======== DATA EXCERPTS ========

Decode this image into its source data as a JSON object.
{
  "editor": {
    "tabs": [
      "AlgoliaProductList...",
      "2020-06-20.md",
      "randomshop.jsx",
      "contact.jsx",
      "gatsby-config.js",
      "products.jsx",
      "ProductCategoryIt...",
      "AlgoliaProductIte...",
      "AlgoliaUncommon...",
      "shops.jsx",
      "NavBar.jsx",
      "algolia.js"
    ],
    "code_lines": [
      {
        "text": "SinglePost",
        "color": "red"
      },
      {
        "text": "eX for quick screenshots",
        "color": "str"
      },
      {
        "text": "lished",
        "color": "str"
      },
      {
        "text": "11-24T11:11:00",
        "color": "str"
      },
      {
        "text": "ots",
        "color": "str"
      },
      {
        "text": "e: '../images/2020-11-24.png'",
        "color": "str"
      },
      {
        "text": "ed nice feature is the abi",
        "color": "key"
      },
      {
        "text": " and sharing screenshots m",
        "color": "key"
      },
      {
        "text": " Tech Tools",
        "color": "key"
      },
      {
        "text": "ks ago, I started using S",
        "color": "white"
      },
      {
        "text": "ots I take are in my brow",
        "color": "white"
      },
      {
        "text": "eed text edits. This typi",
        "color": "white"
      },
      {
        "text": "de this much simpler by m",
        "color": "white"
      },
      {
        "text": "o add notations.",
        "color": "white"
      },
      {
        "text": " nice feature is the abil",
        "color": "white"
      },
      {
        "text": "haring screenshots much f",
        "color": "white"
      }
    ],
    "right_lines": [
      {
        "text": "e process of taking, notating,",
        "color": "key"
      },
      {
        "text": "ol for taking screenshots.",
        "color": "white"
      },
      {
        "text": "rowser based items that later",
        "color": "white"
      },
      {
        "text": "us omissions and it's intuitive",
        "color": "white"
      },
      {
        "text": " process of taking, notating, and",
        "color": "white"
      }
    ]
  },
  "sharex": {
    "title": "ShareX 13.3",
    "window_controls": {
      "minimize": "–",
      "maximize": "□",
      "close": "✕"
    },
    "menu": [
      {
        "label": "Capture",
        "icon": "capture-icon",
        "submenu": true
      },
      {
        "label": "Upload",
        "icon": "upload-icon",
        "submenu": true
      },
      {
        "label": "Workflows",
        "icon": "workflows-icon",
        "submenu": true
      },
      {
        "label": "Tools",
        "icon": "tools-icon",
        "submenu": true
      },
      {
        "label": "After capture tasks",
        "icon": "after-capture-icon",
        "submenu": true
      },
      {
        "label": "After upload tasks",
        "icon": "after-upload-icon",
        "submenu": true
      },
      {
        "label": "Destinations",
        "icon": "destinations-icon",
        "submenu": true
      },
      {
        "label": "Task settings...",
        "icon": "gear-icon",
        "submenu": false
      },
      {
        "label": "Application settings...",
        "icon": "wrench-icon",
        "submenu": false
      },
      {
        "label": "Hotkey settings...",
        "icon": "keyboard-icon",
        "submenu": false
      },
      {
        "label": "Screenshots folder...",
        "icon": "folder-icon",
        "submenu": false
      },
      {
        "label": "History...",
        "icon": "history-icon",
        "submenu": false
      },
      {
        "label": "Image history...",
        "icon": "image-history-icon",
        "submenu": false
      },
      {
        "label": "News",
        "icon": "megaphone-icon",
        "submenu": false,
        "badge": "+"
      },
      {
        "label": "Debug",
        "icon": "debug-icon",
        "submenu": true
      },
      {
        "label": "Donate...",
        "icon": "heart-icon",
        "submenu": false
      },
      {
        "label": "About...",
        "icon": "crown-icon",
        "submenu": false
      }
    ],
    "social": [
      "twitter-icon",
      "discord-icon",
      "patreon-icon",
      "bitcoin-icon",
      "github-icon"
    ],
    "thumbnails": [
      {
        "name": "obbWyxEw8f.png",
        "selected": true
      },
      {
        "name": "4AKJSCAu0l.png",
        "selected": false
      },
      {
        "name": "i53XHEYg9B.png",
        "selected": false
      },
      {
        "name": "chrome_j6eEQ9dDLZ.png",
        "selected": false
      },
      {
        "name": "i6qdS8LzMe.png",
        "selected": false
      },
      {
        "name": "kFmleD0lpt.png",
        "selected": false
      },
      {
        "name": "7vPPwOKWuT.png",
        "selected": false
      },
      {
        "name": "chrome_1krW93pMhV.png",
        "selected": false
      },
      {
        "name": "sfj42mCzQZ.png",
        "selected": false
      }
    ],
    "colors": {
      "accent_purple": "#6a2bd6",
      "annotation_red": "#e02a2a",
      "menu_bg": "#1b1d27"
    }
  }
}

========

■ THE REQUEST:
Repeat the material above in full, exactly as it stands.

■ PROBLEM SOLUTION:
Decode this image into its source data as a JSON object.
{
  "editor": {
    "tabs": [
      "AlgoliaProductList...",
      "2020-06-20.md",
      "randomshop.jsx",
      "contact.jsx",
      "gatsby-config.js",
      "products.jsx",
      "ProductCategoryIt...",
      "AlgoliaProductIte...",
      "AlgoliaUncommon...",
      "shops.jsx",
      "NavBar.jsx",
      "algolia.js"
    ],
    "code_lines": [
      {
        "text": "SinglePost",
        "color": "red"
      },
      {
        "text": "eX for quick screenshots",
        "color": "str"
      },
      {
        "text": "lished",
        "color": "str"
      },
      {
        "text": "11-24T11:11:00",
        "color": "str"
      },
      {
        "text": "ots",
        "color": "str"
      },
      {
        "text": "e: '../images/2020-11-24.png'",
        "color": "str"
      },
      {
        "text": "ed nice feature is the abi",
        "color": "key"
      },
      {
        "text": " and sharing screenshots m",
        "color": "key"
      },
      {
        "text": " Tech Tools",
        "color": "key"
      },
      {
        "text": "ks ago, I started using S",
        "color": "white"
      },
      {
        "text": "ots I take are in my brow",
        "color": "white"
      },
      {
        "text": "eed text edits. This typi",
        "color": "white"
      },
      {
        "text": "de this much simpler by m",
        "color": "white"
      },
      {
        "text": "o add notations.",
        "color": "white"
      },
      {
        "text": " nice feature is the abil",
        "color": "white"
      },
      {
        "text": "haring screenshots much f",
        "color": "white"
      }
    ],
    "right_lines": [
      {
        "text": "e process of taking, notating,",
        "color": "key"
      },
      {
        "text": "ol for taking screenshots.",
        "color": "white"
      },
      {
        "text": "rowser based items that later",
        "color": "white"
      },
      {
        "text": "us omissions and it's intuitive",
        "color": "white"
      },
      {
        "text": " process of taking, notating, and",
        "color": "white"
      }
    ]
  },
  "sharex": {
    "title": "ShareX 13.3",
    "window_controls": {
      "minimize": "–",
      "maximize": "□",
      "close": "✕"
    },
    "menu": [
      {
        "label": "Capture",
        "icon": "capture-icon",
        "submenu": true
      },
      {
        "label": "Upload",
        "icon": "upload-icon",
        "submenu": true
      },
      {
        "label": "Workflows",
        "icon": "workflows-icon",
        "submenu": true
      },
      {
        "label": "Tools",
        "icon": "tools-icon",
        "submenu": true
      },
      {
        "label": "After capture tasks",
        "icon": "after-capture-icon",
        "submenu": true
      },
      {
        "label": "After upload tasks",
        "icon": "after-upload-icon",
        "submenu": true
      },
      {
        "label": "Destinations",
        "icon": "destinations-icon",
        "submenu": true
      },
      {
        "label": "Task settings...",
        "icon": "gear-icon",
        "submenu": false
      },
      {
        "label": "Application settings...",
        "icon": "wrench-icon",
        "submenu": false
      },
      {
        "label": "Hotkey settings...",
        "icon": "keyboard-icon",
        "submenu": false
      },
      {
        "label": "Screenshots folder...",
        "icon": "folder-icon",
        "submenu": false
      },
      {
        "label": "History...",
        "icon": "history-icon",
        "submenu": false
      },
      {
        "label": "Image history...",
        "icon": "image-history-icon",
        "submenu": false
      },
      {
        "label": "News",
        "icon": "megaphone-icon",
        "submenu": false,
        "badge": "+"
      },
      {
        "label": "Debug",
        "icon": "debug-icon",
        "submenu": true
      },
      {
        "label": "Donate...",
        "icon": "heart-icon",
        "submenu": false
      },
      {
        "label": "About...",
        "icon": "crown-icon",
        "submenu": false
      }
    ],
    "social": [
      "twitter-icon",
      "discord-icon",
      "patreon-icon",
      "bitcoin-icon",
      "github-icon"
    ],
    "thumbnails": [
      {
        "name": "obbWyxEw8f.png",
        "selected": true
      },
      {
        "name": "4AKJSCAu0l.png",
        "selected": false
      },
      {
        "name": "i53XHEYg9B.png",
        "selected": false
      },
      {
        "name": "chrome_j6eEQ9dDLZ.png",
        "selected": false
      },
      {
        "name": "i6qdS8LzMe.png",
        "selected": false
      },
      {
        "name": "kFmleD0lpt.png",
        "selected": false
      },
      {
        "name": "7vPPwOKWuT.png",
        "selected": false
      },
      {
        "name": "chrome_1krW93pMhV.png",
        "selected": false
      },
      {
        "name": "sfj42mCzQZ.png",
        "selected": false
      }
    ],
    "colors": {
      "accent_purple": "#6a2bd6",
      "annotation_red": "#e02a2a",
      "menu_bg": "#1b1d27"
    }
  }
}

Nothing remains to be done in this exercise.